What is expected:
Search the data for the string "with" and extract every line where it appears.

Provided data:
== == ==

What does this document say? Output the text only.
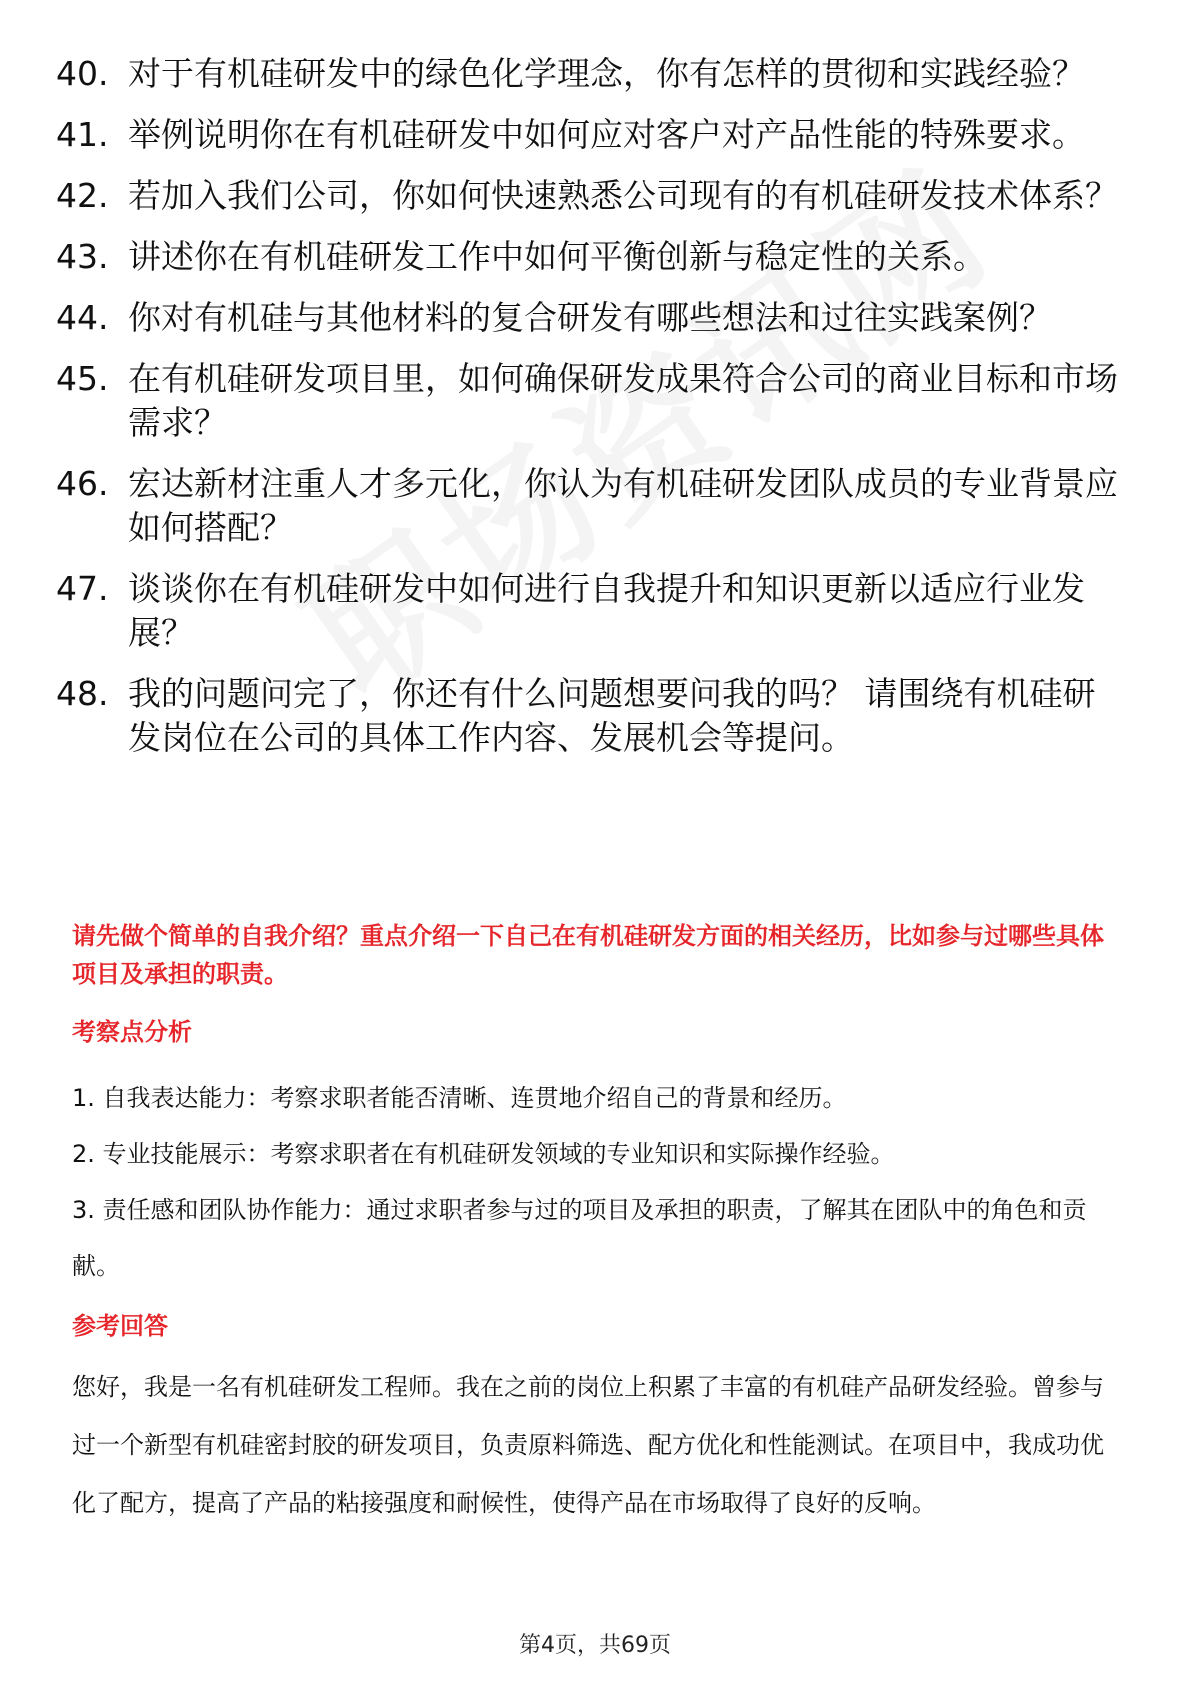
40. 对于有机硅研发中的绿色化学理念，你有怎样的贯彻和实践经验？
41. 举例说明你在有机硅研发中如何应对客户对产品性能的特殊要求。
42. 若加入我们公司，你如何快速熟悉公司现有的有机硅研发技术体系？
43. 讲述你在有机硅研发工作中如何平衡创新与稳定性的关系。
44. 你对有机硅与其他材料的复合研发有哪些想法和过往实践案例？
45. 在有机硅研发项目里，如何确保研发成果符合公司的商业目标和市场需求？
46. 宏达新材注重人才多元化，你认为有机硅研发团队成员的专业背景应如何搭配？
47. 谈谈你在有机硅研发中如何进行自我提升和知识更新以适应行业发展？
48. 我的问题问完了，你还有什么问题想要问我的吗？ 请围绕有机硅研发岗位在公司的具体工作内容、发展机会等提问。
请先做个简单的自我介绍？重点介绍一下自己在有机硅研发方面的相关经历，比如参与过哪些具体项目及承担的职责。
考察点分析
1. 自我表达能力：考察求职者能否清晰、连贯地介绍自己的背景和经历。
2. 专业技能展示：考察求职者在有机硅研发领域的专业知识和实际操作经验。
3. 责任感和团队协作能力：通过求职者参与过的项目及承担的职责，了解其在团队中的角色和贡献。
参考回答
您好，我是一名有机硅研发工程师。我在之前的岗位上积累了丰富的有机硅产品研发经验。曾参与过一个新型有机硅密封胶的研发项目，负责原料筛选、配方优化和性能测试。在项目中，我成功优化了配方，提高了产品的粘接强度和耐候性，使得产品在市场取得了良好的反响。
第4页，共69页
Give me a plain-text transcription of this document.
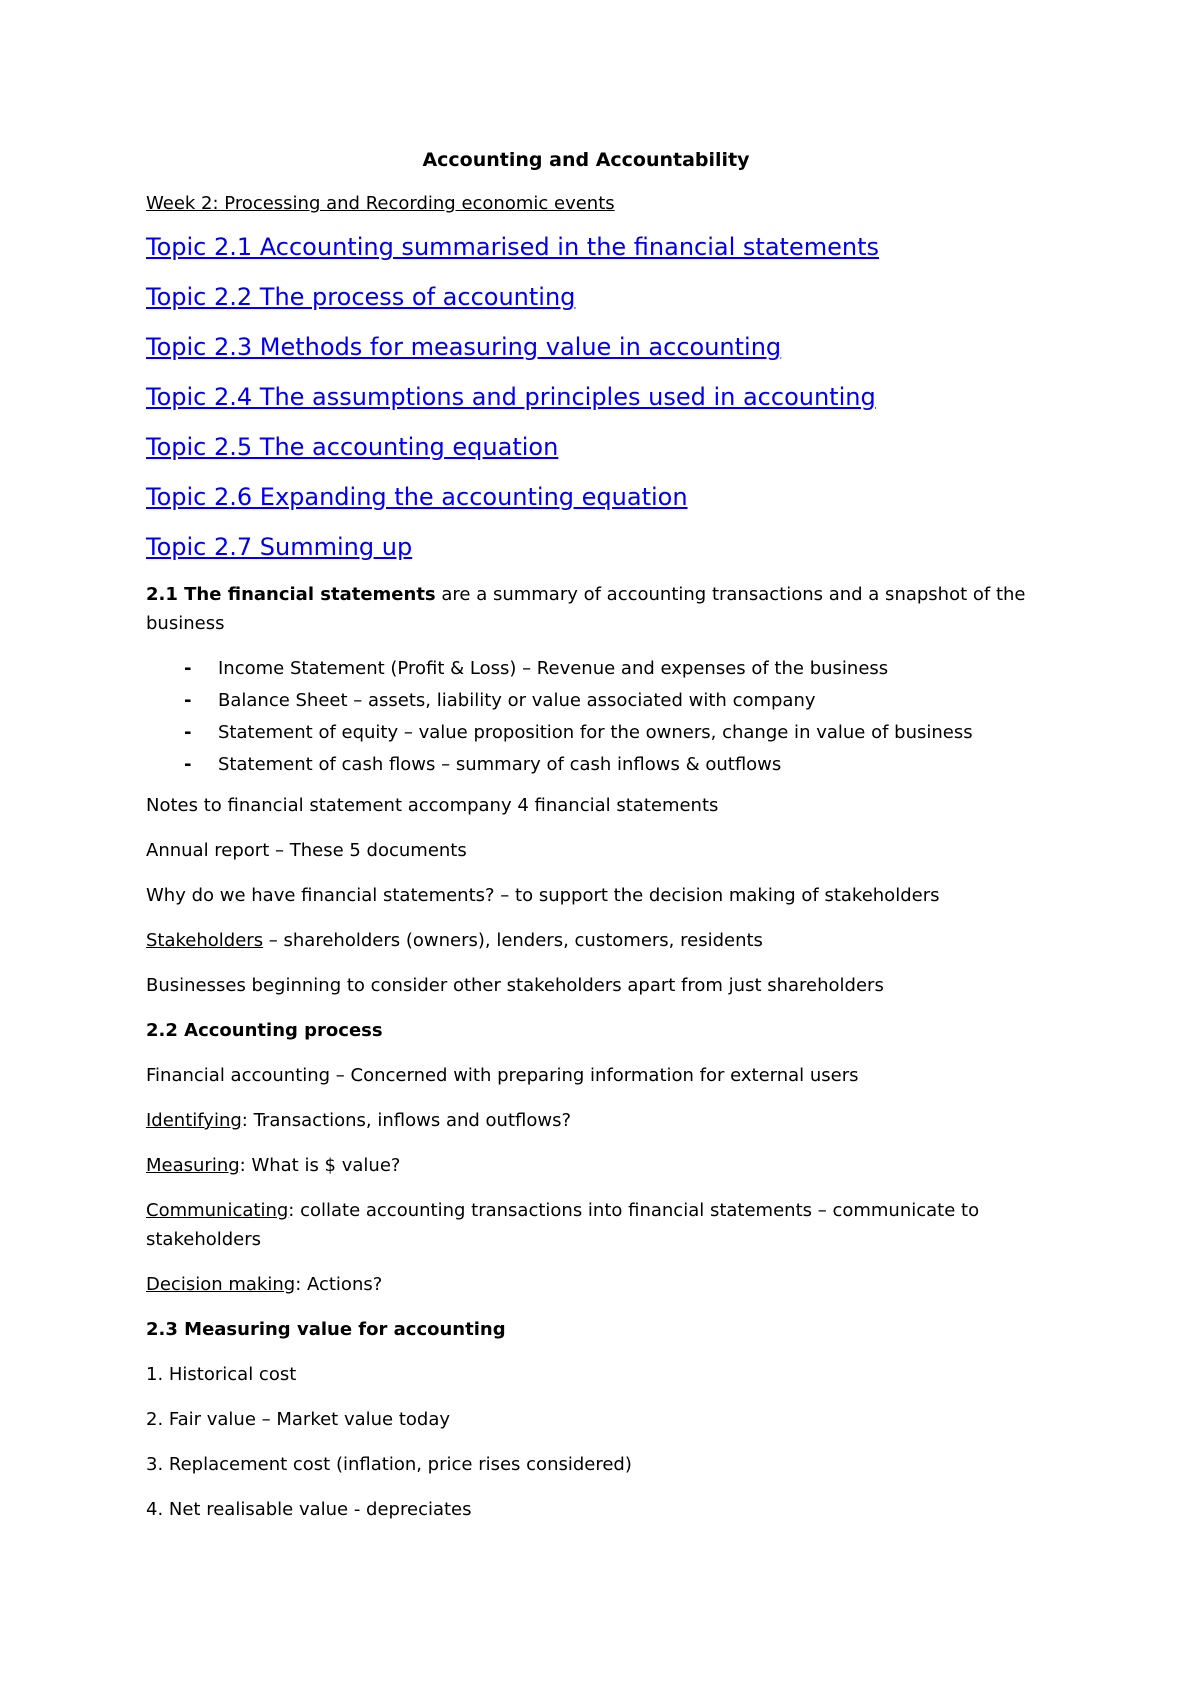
Accounting and Accountability
Week 2: Processing and Recording economic events
Topic 2.1 Accounting summarised in the financial statements
Topic 2.2 The process of accounting
Topic 2.3 Methods for measuring value in accounting
Topic 2.4 The assumptions and principles used in accounting
Topic 2.5 The accounting equation
Topic 2.6 Expanding the accounting equation
Topic 2.7 Summing up

2.1 The financial statements are a summary of accounting transactions and a snapshot of the business

- Income Statement (Profit & Loss) – Revenue and expenses of the business
- Balance Sheet – assets, liability or value associated with company
- Statement of equity – value proposition for the owners, change in value of business
- Statement of cash flows – summary of cash inflows & outflows

Notes to financial statement accompany 4 financial statements

Annual report – These 5 documents

Why do we have financial statements? – to support the decision making of stakeholders

Stakeholders – shareholders (owners), lenders, customers, residents

Businesses beginning to consider other stakeholders apart from just shareholders

2.2 Accounting process

Financial accounting – Concerned with preparing information for external users

Identifying: Transactions, inflows and outflows?

Measuring: What is $ value?

Communicating: collate accounting transactions into financial statements – communicate to stakeholders

Decision making: Actions?

2.3 Measuring value for accounting

1. Historical cost

2. Fair value – Market value today

3. Replacement cost (inflation, price rises considered)

4. Net realisable value - depreciates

== == ==

Solution for this task:
- Balance Sheet – assets, liability or value associated with company
Financial accounting – Concerned with preparing information for external users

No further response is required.